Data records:

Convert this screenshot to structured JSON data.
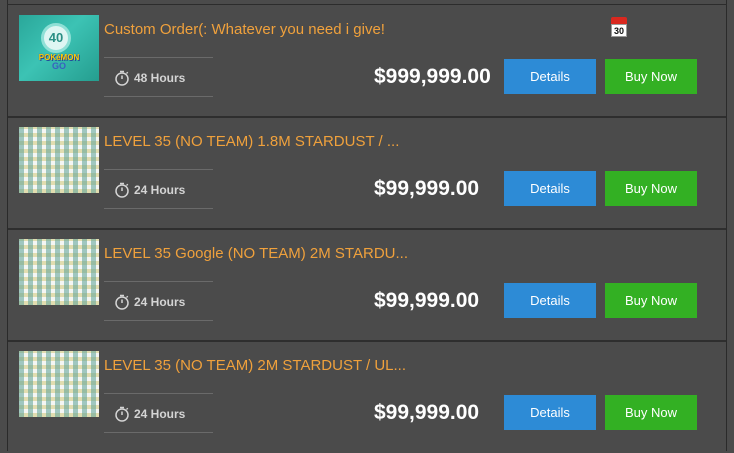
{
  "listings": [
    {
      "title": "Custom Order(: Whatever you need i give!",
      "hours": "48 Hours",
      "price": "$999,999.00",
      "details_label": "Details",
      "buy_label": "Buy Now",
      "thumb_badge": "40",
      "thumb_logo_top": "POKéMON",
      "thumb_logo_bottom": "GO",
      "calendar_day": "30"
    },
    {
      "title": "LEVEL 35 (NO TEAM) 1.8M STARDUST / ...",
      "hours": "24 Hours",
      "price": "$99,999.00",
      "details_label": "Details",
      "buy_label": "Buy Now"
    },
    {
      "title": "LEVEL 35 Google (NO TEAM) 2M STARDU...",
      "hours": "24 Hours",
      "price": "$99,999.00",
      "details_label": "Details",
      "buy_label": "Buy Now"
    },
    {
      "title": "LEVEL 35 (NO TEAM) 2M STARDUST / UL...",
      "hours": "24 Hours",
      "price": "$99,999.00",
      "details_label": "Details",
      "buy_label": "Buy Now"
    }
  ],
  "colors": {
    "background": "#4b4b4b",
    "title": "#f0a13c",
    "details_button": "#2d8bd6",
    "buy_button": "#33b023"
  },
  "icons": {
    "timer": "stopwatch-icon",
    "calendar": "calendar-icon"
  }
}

Given task →
Copy the records word for word, leaving no picture in the copy.

Solution to this problem →
Convert this screenshot to structured JSON data.
{
  "listings": [
    {
      "title": "Custom Order(: Whatever you need i give!",
      "hours": "48 Hours",
      "price": "$999,999.00",
      "details_label": "Details",
      "buy_label": "Buy Now",
      "thumb_badge": "40",
      "thumb_logo_top": "POKéMON",
      "thumb_logo_bottom": "GO",
      "calendar_day": "30"
    },
    {
      "title": "LEVEL 35 (NO TEAM) 1.8M STARDUST / ...",
      "hours": "24 Hours",
      "price": "$99,999.00",
      "details_label": "Details",
      "buy_label": "Buy Now"
    },
    {
      "title": "LEVEL 35 Google (NO TEAM) 2M STARDU...",
      "hours": "24 Hours",
      "price": "$99,999.00",
      "details_label": "Details",
      "buy_label": "Buy Now"
    },
    {
      "title": "LEVEL 35 (NO TEAM) 2M STARDUST / UL...",
      "hours": "24 Hours",
      "price": "$99,999.00",
      "details_label": "Details",
      "buy_label": "Buy Now"
    }
  ],
  "colors": {
    "background": "#4b4b4b",
    "title": "#f0a13c",
    "details_button": "#2d8bd6",
    "buy_button": "#33b023"
  },
  "icons": {
    "timer": "stopwatch-icon",
    "calendar": "calendar-icon"
  }
}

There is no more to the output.